━━━ Data extract ━━━

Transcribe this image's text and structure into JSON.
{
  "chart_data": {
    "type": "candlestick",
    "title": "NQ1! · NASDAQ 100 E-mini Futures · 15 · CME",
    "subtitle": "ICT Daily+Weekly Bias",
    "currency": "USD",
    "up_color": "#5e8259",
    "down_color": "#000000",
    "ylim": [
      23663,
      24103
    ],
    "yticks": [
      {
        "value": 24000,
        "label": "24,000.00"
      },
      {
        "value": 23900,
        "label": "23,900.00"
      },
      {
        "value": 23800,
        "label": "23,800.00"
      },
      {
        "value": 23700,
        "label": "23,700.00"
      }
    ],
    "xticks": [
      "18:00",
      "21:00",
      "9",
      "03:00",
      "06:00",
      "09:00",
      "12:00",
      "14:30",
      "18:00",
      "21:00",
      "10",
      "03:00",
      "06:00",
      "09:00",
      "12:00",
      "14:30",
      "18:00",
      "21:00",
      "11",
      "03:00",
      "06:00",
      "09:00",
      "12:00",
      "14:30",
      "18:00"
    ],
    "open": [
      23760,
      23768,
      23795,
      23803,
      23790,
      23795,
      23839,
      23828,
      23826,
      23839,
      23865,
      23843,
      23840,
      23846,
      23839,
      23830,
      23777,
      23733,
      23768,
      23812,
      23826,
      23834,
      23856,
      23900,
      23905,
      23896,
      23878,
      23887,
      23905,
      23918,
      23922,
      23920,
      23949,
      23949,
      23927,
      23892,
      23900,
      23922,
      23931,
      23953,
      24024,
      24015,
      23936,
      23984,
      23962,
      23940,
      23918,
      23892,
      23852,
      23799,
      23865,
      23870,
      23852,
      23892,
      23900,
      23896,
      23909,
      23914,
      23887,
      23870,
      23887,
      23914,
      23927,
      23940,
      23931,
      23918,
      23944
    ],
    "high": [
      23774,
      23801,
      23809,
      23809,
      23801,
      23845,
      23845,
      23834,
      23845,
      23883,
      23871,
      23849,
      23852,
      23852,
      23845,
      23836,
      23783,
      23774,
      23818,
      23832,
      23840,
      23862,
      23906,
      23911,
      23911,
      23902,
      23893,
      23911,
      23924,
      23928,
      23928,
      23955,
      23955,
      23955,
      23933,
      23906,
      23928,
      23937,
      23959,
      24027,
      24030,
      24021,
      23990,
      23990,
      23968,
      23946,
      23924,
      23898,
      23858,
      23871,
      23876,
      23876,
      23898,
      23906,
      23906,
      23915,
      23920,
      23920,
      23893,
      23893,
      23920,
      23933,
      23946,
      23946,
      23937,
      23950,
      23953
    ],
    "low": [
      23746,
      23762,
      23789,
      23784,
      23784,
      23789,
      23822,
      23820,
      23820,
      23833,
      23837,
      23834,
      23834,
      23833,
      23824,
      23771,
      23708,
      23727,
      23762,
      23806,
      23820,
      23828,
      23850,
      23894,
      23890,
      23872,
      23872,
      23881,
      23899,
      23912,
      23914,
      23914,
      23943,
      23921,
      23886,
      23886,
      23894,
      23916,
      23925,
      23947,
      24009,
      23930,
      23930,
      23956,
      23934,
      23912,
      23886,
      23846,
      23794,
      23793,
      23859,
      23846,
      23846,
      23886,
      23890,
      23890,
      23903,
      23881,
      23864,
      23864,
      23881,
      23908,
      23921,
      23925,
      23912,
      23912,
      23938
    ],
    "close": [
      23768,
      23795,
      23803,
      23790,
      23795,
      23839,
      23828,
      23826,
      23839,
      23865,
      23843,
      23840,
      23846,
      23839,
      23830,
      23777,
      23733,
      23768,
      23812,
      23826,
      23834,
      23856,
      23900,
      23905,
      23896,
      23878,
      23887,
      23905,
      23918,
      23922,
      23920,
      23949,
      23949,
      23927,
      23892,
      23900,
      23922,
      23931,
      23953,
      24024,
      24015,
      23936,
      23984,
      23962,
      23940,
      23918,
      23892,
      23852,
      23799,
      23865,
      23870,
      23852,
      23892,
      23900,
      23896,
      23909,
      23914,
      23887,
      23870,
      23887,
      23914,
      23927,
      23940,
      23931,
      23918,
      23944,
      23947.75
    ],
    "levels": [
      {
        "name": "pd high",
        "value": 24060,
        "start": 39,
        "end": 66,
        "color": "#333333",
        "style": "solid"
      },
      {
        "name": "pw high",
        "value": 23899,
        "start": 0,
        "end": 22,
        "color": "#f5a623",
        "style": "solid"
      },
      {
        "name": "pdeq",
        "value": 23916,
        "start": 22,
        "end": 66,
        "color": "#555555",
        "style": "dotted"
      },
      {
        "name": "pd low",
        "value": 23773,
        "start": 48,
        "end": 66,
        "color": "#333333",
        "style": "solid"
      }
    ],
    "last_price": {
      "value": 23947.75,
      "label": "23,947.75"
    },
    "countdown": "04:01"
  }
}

━━━

Written task
Send back every record, precisely as written.

Output below
Transcribe this image's text and structure into JSON.
{
  "chart_data": {
    "type": "candlestick",
    "title": "NQ1! · NASDAQ 100 E-mini Futures · 15 · CME",
    "subtitle": "ICT Daily+Weekly Bias",
    "currency": "USD",
    "up_color": "#5e8259",
    "down_color": "#000000",
    "ylim": [
      23663,
      24103
    ],
    "yticks": [
      {
        "value": 24000,
        "label": "24,000.00"
      },
      {
        "value": 23900,
        "label": "23,900.00"
      },
      {
        "value": 23800,
        "label": "23,800.00"
      },
      {
        "value": 23700,
        "label": "23,700.00"
      }
    ],
    "xticks": [
      "18:00",
      "21:00",
      "9",
      "03:00",
      "06:00",
      "09:00",
      "12:00",
      "14:30",
      "18:00",
      "21:00",
      "10",
      "03:00",
      "06:00",
      "09:00",
      "12:00",
      "14:30",
      "18:00",
      "21:00",
      "11",
      "03:00",
      "06:00",
      "09:00",
      "12:00",
      "14:30",
      "18:00"
    ],
    "open": [
      23760,
      23768,
      23795,
      23803,
      23790,
      23795,
      23839,
      23828,
      23826,
      23839,
      23865,
      23843,
      23840,
      23846,
      23839,
      23830,
      23777,
      23733,
      23768,
      23812,
      23826,
      23834,
      23856,
      23900,
      23905,
      23896,
      23878,
      23887,
      23905,
      23918,
      23922,
      23920,
      23949,
      23949,
      23927,
      23892,
      23900,
      23922,
      23931,
      23953,
      24024,
      24015,
      23936,
      23984,
      23962,
      23940,
      23918,
      23892,
      23852,
      23799,
      23865,
      23870,
      23852,
      23892,
      23900,
      23896,
      23909,
      23914,
      23887,
      23870,
      23887,
      23914,
      23927,
      23940,
      23931,
      23918,
      23944
    ],
    "high": [
      23774,
      23801,
      23809,
      23809,
      23801,
      23845,
      23845,
      23834,
      23845,
      23883,
      23871,
      23849,
      23852,
      23852,
      23845,
      23836,
      23783,
      23774,
      23818,
      23832,
      23840,
      23862,
      23906,
      23911,
      23911,
      23902,
      23893,
      23911,
      23924,
      23928,
      23928,
      23955,
      23955,
      23955,
      23933,
      23906,
      23928,
      23937,
      23959,
      24027,
      24030,
      24021,
      23990,
      23990,
      23968,
      23946,
      23924,
      23898,
      23858,
      23871,
      23876,
      23876,
      23898,
      23906,
      23906,
      23915,
      23920,
      23920,
      23893,
      23893,
      23920,
      23933,
      23946,
      23946,
      23937,
      23950,
      23953
    ],
    "low": [
      23746,
      23762,
      23789,
      23784,
      23784,
      23789,
      23822,
      23820,
      23820,
      23833,
      23837,
      23834,
      23834,
      23833,
      23824,
      23771,
      23708,
      23727,
      23762,
      23806,
      23820,
      23828,
      23850,
      23894,
      23890,
      23872,
      23872,
      23881,
      23899,
      23912,
      23914,
      23914,
      23943,
      23921,
      23886,
      23886,
      23894,
      23916,
      23925,
      23947,
      24009,
      23930,
      23930,
      23956,
      23934,
      23912,
      23886,
      23846,
      23794,
      23793,
      23859,
      23846,
      23846,
      23886,
      23890,
      23890,
      23903,
      23881,
      23864,
      23864,
      23881,
      23908,
      23921,
      23925,
      23912,
      23912,
      23938
    ],
    "close": [
      23768,
      23795,
      23803,
      23790,
      23795,
      23839,
      23828,
      23826,
      23839,
      23865,
      23843,
      23840,
      23846,
      23839,
      23830,
      23777,
      23733,
      23768,
      23812,
      23826,
      23834,
      23856,
      23900,
      23905,
      23896,
      23878,
      23887,
      23905,
      23918,
      23922,
      23920,
      23949,
      23949,
      23927,
      23892,
      23900,
      23922,
      23931,
      23953,
      24024,
      24015,
      23936,
      23984,
      23962,
      23940,
      23918,
      23892,
      23852,
      23799,
      23865,
      23870,
      23852,
      23892,
      23900,
      23896,
      23909,
      23914,
      23887,
      23870,
      23887,
      23914,
      23927,
      23940,
      23931,
      23918,
      23944,
      23947.75
    ],
    "levels": [
      {
        "name": "pd high",
        "value": 24060,
        "start": 39,
        "end": 66,
        "color": "#333333",
        "style": "solid"
      },
      {
        "name": "pw high",
        "value": 23899,
        "start": 0,
        "end": 22,
        "color": "#f5a623",
        "style": "solid"
      },
      {
        "name": "pdeq",
        "value": 23916,
        "start": 22,
        "end": 66,
        "color": "#555555",
        "style": "dotted"
      },
      {
        "name": "pd low",
        "value": 23773,
        "start": 48,
        "end": 66,
        "color": "#333333",
        "style": "solid"
      }
    ],
    "last_price": {
      "value": 23947.75,
      "label": "23,947.75"
    },
    "countdown": "04:01"
  }
}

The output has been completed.